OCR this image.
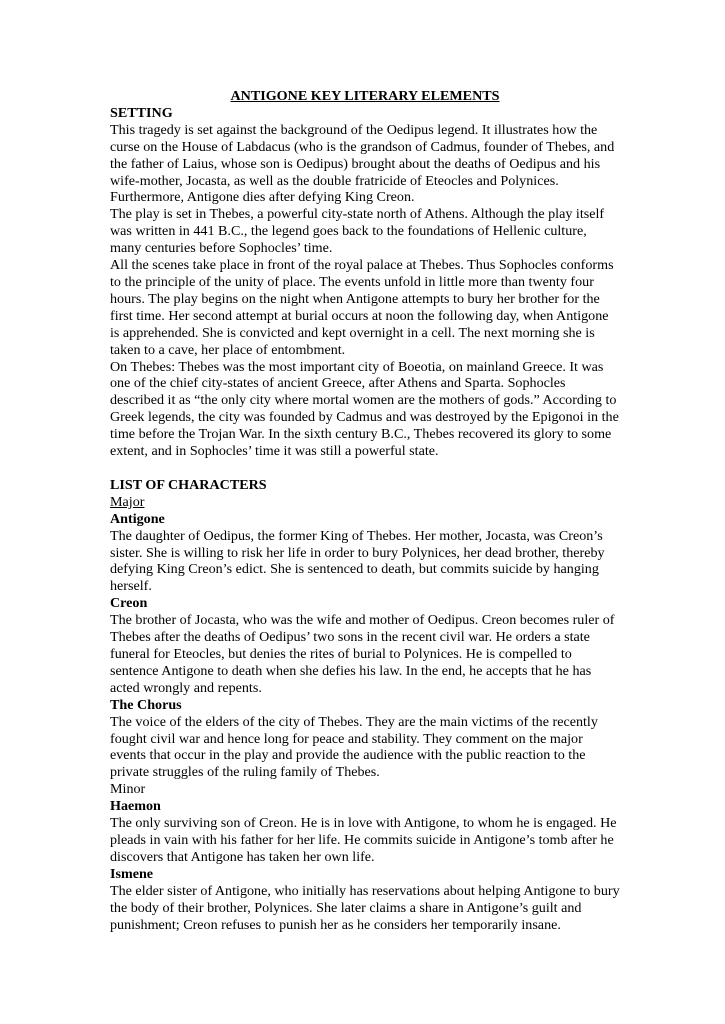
ANTIGONE KEY LITERARY ELEMENTS

SETTING

This tragedy is set against the background of the Oedipus legend. It illustrates how the curse on the House of Labdacus (who is the grandson of Cadmus, founder of Thebes, and the father of Laius, whose son is Oedipus) brought about the deaths of Oedipus and his wife-mother, Jocasta, as well as the double fratricide of Eteocles and Polynices. Furthermore, Antigone dies after defying King Creon.

The play is set in Thebes, a powerful city-state north of Athens. Although the play itself was written in 441 B.C., the legend goes back to the foundations of Hellenic culture, many centuries before Sophocles’ time.

All the scenes take place in front of the royal palace at Thebes. Thus Sophocles conforms to the principle of the unity of place. The events unfold in little more than twenty four hours. The play begins on the night when Antigone attempts to bury her brother for the first time. Her second attempt at burial occurs at noon the following day, when Antigone is apprehended. She is convicted and kept overnight in a cell. The next morning she is taken to a cave, her place of entombment.

On Thebes: Thebes was the most important city of Boeotia, on mainland Greece. It was one of the chief city-states of ancient Greece, after Athens and Sparta. Sophocles described it as “the only city where mortal women are the mothers of gods.” According to Greek legends, the city was founded by Cadmus and was destroyed by the Epigonoi in the time before the Trojan War. In the sixth century B.C., Thebes recovered its glory to some extent, and in Sophocles’ time it was still a powerful state.

LIST OF CHARACTERS

Major

Antigone

The daughter of Oedipus, the former King of Thebes. Her mother, Jocasta, was Creon’s sister. She is willing to risk her life in order to bury Polynices, her dead brother, thereby defying King Creon’s edict. She is sentenced to death, but commits suicide by hanging herself.

Creon

The brother of Jocasta, who was the wife and mother of Oedipus. Creon becomes ruler of Thebes after the deaths of Oedipus’ two sons in the recent civil war. He orders a state funeral for Eteocles, but denies the rites of burial to Polynices. He is compelled to sentence Antigone to death when she defies his law. In the end, he accepts that he has acted wrongly and repents.

The Chorus

The voice of the elders of the city of Thebes. They are the main victims of the recently fought civil war and hence long for peace and stability. They comment on the major events that occur in the play and provide the audience with the public reaction to the private struggles of the ruling family of Thebes.

Minor

Haemon

The only surviving son of Creon. He is in love with Antigone, to whom he is engaged. He pleads in vain with his father for her life. He commits suicide in Antigone’s tomb after he discovers that Antigone has taken her own life.

Ismene

The elder sister of Antigone, who initially has reservations about helping Antigone to bury the body of their brother, Polynices. She later claims a share in Antigone’s guilt and punishment; Creon refuses to punish her as he considers her temporarily insane.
● ● ● ●
**WRITTEN REQUEST:** Pick out and copy the lines of the material that include the word "powerful".

**WRITTEN REPLY:**
The play is set in Thebes, a powerful city-state north of Athens. Although the play itself was written in 441 B.C., the legend goes back to the foundations of Hellenic culture, many centuries before Sophocles’ time.
On Thebes: Thebes was the most important city of Boeotia, on mainland Greece. It was one of the chief city-states of ancient Greece, after Athens and Sparta. Sophocles described it as “the only city where mortal women are the mothers of gods.” According to Greek legends, the city was founded by Cadmus and was destroyed by the Epigonoi in the time before the Trojan War. In the sixth century B.C., Thebes recovered its glory to some extent, and in Sophocles’ time it was still a powerful state.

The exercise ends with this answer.